EXTRACT TO READ:
Talk:Coca in Bolivia

Latest comment: 1 year ago by 2603:9000:6C08:E900:CD83:4BA4:5F01:CB22 in topic What are/were indigenous uses of the coca plant?

Dubious sections from US Department of State edit

Rephrase and replace when confirmed and NPOV

The cocaine industry had a generally deleterious effect on the Bolivian economy not to mention having a serious environmental impact on rivers and removal of forest for coca plantations. The cocaine trade greatly accelerated the predominance of the United States dollar in the economy and the large black market for currency, thereby helping to fuel inflation in the 1980s.[dubious ] The escalation of coca cultivation also damaged the output of fruits and coffee, which were mostly destined for local consumption. Coca's high prices, besides being generally inflationary, also distorted other sectors, especially labor markets. Manufacturers in the Cochabamba area during the 1980s found it impossible to match the wages workers could gain in coca, making their supply of labor unreliable and thus harming the formal economy.[1]
When? About 65 percent of all Bolivian coca was grown in the Chapare region of Cochabamba Department; other significant coca-growing areas consisted of the Yungas of La Paz Department and various areas of Santa Cruz and Tarija Departments.

What are/were indigenous uses of the coca plant? edit

It seems to me that this topic is vitally important, yet completely missing from the wiki. Why was coca grown in the beginning? What benefit does it have to the indigenous people, outside of being a cash crop? As an herbal remedy, what uses was it put to? Who used it? Do they still? I remember from my studies of the Andean native peoples that coca was used as a mild stimulant to help people walk up and down the very steep mountains. Farms were arranged vertically, so each family had some land to plant at the top of the mountain, the middle & in the valley. The coca reportedly helped prevent altitude sickness as well as heart stress from walking. Is it still used this way? I think these questions are worth asking, and may lead to others. As-is, the article makes the coca growers out to be evil drug dealers out to kill Americans with cocaine. Surely they have their own agenda and purposes that have little to do with us. There is both US-centric, cultural, and political bias in the article. 2603:9000:6C08:E900:CD83:4BA4:5F01:CB22 (talk) 06:29, 24 July 2022 (UTC)Reply

  1. ^ Cite error: The named reference LOC2 was invoked but never defined (see the help page).

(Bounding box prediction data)
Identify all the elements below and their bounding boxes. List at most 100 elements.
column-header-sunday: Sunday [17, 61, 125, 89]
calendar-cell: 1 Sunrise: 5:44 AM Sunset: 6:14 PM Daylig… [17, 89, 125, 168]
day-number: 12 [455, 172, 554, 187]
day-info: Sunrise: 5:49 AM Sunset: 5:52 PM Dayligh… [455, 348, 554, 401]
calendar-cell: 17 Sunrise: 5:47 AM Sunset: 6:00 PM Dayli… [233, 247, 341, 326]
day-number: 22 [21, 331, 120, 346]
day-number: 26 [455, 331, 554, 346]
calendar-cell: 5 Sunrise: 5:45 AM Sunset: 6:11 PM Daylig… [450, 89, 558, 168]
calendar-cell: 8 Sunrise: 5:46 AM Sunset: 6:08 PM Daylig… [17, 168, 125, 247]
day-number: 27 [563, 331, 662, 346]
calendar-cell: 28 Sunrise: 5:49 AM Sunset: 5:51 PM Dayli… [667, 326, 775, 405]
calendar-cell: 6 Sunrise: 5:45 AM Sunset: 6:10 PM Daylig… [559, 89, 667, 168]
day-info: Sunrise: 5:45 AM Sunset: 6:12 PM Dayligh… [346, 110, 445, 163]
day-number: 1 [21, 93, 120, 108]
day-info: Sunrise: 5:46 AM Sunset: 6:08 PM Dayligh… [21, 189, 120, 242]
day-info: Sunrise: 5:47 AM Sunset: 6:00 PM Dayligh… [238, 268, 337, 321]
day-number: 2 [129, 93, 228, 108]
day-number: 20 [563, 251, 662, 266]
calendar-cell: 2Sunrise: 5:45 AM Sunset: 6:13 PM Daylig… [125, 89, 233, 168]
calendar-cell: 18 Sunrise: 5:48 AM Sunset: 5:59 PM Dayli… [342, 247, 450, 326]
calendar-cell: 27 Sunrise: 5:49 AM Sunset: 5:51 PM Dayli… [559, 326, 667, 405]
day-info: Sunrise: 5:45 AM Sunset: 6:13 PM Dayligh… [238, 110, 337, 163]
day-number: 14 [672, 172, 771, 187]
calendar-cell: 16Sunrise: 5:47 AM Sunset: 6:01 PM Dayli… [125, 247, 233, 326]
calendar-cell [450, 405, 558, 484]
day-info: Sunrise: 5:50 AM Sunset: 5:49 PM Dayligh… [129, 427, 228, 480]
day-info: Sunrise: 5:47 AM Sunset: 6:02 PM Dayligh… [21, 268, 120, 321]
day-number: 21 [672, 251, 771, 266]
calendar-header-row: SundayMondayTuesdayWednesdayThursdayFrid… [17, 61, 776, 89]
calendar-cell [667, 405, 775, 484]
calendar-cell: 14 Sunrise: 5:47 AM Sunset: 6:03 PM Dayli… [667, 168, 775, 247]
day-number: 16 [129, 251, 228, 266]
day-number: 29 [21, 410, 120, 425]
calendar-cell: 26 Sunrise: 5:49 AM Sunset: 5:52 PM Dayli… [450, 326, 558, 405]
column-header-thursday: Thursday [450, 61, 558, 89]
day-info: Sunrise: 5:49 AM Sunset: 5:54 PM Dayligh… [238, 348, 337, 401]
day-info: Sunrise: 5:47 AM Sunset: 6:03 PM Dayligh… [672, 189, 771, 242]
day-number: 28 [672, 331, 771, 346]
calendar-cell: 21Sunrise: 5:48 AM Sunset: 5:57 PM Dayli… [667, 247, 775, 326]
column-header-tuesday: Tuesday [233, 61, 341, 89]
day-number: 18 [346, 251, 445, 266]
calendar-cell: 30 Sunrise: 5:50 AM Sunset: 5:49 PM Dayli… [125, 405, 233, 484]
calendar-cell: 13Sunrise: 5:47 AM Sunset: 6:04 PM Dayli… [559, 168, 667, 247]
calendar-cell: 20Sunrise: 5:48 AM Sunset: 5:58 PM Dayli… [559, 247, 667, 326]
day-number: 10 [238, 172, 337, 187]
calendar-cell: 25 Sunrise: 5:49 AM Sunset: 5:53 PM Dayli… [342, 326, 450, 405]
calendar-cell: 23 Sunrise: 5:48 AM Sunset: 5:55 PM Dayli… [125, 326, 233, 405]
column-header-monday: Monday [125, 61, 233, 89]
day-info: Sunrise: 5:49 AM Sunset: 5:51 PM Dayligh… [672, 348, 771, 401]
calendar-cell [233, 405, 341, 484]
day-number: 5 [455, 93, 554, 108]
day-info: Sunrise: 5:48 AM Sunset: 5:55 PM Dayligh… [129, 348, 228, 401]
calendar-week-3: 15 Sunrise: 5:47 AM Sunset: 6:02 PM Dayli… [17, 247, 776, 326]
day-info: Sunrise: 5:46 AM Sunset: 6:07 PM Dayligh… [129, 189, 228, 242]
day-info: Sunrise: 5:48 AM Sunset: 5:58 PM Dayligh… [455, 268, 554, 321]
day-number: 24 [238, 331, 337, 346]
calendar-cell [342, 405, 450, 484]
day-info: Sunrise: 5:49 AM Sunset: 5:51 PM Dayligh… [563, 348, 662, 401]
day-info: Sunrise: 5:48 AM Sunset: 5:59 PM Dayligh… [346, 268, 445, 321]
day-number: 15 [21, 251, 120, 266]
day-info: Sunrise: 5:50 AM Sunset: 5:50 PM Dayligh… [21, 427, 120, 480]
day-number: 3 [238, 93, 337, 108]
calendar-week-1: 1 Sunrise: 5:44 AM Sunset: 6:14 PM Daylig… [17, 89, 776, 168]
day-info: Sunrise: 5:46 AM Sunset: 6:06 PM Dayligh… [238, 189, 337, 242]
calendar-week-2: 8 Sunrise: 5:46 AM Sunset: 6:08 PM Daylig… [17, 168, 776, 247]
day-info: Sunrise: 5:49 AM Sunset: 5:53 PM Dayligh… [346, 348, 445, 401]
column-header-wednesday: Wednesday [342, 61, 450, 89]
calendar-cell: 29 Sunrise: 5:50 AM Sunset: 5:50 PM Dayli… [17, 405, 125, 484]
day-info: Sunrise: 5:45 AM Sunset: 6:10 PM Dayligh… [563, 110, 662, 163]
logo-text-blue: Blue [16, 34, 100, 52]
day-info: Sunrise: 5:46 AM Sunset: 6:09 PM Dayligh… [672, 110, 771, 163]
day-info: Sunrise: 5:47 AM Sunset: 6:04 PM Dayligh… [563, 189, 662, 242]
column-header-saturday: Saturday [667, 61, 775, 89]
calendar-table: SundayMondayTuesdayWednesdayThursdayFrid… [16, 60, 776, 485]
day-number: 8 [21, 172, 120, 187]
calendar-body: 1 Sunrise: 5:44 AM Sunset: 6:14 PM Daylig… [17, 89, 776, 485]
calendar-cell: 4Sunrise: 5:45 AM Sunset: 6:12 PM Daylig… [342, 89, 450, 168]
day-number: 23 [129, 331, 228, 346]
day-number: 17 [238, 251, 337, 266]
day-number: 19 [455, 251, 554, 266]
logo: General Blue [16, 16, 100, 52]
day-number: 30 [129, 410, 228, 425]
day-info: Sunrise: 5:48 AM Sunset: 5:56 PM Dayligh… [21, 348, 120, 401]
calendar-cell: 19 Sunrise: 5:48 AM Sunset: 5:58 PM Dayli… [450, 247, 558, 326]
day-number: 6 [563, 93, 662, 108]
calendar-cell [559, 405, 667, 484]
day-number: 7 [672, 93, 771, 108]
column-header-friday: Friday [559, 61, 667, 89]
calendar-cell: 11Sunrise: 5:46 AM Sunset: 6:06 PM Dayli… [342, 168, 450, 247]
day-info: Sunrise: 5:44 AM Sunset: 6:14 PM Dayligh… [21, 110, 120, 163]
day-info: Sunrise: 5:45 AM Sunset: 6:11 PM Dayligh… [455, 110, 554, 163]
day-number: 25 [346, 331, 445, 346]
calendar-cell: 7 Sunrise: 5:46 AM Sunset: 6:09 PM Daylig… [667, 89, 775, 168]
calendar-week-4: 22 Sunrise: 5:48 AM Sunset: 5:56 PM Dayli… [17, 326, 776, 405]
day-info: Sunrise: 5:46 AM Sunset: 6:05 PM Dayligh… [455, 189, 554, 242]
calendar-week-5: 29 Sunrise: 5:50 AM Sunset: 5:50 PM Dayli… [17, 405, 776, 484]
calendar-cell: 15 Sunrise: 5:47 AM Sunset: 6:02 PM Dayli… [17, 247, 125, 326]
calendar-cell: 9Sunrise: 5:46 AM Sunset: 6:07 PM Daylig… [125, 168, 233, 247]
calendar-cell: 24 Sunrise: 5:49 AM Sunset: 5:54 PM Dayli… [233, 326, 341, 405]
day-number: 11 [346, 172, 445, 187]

TASK DETAILS:
According to the talk page about coca in Bolivia, what share of all Bolivian coca was grown in the Chapare region of Cochabamba Department? The entries are separate material and have no connection to the talk page about coca in Bolivia.

COMPLETED EXERCISE:
About 65 percent.